**PROBLEM**
From the material below, list every line containing "label".

--- start ENTRIES ---

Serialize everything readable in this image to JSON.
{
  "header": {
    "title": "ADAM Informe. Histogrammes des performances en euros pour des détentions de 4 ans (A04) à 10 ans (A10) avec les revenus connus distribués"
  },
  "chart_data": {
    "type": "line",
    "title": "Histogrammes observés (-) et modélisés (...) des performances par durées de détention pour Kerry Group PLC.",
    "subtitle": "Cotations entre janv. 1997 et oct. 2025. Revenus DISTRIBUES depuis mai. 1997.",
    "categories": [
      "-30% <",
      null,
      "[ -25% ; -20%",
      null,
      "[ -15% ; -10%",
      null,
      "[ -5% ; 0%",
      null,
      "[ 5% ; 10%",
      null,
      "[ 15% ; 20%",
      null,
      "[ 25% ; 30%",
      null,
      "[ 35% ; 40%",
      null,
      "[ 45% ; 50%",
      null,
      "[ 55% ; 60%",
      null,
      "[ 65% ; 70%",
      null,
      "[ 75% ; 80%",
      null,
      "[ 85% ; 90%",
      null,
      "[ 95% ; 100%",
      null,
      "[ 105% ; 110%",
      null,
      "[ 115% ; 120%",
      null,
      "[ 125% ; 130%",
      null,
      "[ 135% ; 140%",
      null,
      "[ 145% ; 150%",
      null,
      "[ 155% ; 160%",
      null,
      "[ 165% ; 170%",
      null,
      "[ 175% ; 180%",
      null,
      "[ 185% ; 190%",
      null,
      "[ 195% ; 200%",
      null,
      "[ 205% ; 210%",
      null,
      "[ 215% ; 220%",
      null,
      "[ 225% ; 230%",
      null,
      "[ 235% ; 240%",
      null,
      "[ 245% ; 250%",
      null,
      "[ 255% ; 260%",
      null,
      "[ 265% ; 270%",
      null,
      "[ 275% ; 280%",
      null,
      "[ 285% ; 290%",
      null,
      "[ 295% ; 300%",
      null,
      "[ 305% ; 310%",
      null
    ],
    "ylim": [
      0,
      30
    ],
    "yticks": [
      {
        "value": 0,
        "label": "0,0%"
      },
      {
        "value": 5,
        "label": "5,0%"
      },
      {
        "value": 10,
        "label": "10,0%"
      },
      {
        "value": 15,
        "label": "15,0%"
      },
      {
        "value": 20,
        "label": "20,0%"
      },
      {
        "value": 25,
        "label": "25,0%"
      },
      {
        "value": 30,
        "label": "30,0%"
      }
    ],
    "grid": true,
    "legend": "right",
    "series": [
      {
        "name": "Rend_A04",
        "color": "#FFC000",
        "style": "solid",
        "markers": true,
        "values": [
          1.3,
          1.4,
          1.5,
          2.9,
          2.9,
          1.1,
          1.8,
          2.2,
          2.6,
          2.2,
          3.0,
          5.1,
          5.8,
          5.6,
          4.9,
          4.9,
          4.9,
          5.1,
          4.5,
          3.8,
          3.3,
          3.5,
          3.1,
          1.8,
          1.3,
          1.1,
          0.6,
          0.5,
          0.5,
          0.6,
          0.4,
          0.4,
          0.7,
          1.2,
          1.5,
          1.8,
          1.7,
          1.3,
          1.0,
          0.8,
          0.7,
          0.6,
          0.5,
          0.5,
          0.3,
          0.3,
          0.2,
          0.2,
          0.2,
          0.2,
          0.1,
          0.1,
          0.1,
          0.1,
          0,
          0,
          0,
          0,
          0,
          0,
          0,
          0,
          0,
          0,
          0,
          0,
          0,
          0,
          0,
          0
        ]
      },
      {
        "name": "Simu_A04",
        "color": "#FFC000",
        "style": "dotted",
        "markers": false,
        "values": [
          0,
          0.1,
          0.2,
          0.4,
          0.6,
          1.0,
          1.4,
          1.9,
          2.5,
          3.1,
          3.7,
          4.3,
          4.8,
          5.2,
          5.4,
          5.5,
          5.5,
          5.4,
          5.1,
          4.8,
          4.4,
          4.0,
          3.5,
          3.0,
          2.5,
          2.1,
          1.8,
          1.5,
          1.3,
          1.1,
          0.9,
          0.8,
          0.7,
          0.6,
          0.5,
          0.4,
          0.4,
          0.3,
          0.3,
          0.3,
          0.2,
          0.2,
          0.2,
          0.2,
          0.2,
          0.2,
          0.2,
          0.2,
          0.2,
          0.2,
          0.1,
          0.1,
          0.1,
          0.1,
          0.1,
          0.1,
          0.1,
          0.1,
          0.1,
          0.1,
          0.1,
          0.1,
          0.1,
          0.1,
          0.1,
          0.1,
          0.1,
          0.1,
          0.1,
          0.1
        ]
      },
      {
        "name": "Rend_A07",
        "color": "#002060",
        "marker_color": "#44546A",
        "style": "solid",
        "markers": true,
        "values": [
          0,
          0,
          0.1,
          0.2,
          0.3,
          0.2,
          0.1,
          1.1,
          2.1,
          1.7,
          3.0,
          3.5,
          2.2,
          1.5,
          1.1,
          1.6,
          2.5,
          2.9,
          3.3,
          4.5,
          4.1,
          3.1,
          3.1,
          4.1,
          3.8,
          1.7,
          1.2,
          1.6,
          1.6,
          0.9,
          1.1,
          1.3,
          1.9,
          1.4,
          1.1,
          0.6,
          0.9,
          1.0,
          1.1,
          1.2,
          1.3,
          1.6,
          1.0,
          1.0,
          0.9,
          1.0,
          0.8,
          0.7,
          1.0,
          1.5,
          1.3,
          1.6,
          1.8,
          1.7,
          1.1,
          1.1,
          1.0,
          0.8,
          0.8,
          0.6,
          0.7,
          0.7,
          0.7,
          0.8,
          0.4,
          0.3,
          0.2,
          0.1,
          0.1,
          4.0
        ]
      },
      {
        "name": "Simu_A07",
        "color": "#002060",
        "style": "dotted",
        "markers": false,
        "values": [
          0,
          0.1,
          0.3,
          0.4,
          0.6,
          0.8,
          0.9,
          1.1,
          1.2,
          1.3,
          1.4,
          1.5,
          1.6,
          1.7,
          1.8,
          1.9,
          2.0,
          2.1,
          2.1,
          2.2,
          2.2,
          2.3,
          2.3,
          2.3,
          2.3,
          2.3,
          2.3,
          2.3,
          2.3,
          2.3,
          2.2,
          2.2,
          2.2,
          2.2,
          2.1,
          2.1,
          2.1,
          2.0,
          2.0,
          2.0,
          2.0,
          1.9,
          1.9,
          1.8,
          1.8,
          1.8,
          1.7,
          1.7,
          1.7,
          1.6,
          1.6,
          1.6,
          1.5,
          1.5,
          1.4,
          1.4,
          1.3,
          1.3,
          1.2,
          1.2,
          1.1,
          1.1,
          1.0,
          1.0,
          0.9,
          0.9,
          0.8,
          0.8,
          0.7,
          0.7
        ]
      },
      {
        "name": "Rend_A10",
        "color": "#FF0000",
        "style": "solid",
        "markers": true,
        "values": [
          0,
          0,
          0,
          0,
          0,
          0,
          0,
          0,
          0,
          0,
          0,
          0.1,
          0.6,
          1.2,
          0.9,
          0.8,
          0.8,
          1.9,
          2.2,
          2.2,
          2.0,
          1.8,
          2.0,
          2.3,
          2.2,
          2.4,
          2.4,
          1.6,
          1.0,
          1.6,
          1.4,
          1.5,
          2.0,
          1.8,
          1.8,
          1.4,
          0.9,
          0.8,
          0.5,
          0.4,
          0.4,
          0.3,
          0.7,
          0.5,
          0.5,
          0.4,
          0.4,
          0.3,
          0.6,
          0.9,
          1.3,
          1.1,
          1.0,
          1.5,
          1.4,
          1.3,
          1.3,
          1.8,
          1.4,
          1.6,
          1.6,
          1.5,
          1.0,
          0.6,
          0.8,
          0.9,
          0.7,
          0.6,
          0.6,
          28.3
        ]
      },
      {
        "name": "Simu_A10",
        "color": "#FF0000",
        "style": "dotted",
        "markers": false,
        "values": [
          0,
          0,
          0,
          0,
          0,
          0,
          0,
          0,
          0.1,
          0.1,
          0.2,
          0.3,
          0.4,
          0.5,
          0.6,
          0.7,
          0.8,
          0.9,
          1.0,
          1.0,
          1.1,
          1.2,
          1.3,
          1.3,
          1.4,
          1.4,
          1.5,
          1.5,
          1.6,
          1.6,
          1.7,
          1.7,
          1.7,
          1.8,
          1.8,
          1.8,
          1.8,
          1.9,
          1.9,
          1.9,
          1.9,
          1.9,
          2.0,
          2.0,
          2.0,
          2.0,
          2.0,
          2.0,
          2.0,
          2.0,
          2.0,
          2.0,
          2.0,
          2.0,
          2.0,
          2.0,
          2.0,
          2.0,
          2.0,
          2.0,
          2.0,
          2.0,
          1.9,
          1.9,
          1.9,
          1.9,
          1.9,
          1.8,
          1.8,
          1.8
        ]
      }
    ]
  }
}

--- end ENTRIES ---

**ANSWER TO THE EXERCISE**
        "label": "0,0%"
        "label": "5,0%"
        "label": "10,0%"
        "label": "15,0%"
        "label": "20,0%"
        "label": "25,0%"
        "label": "30,0%"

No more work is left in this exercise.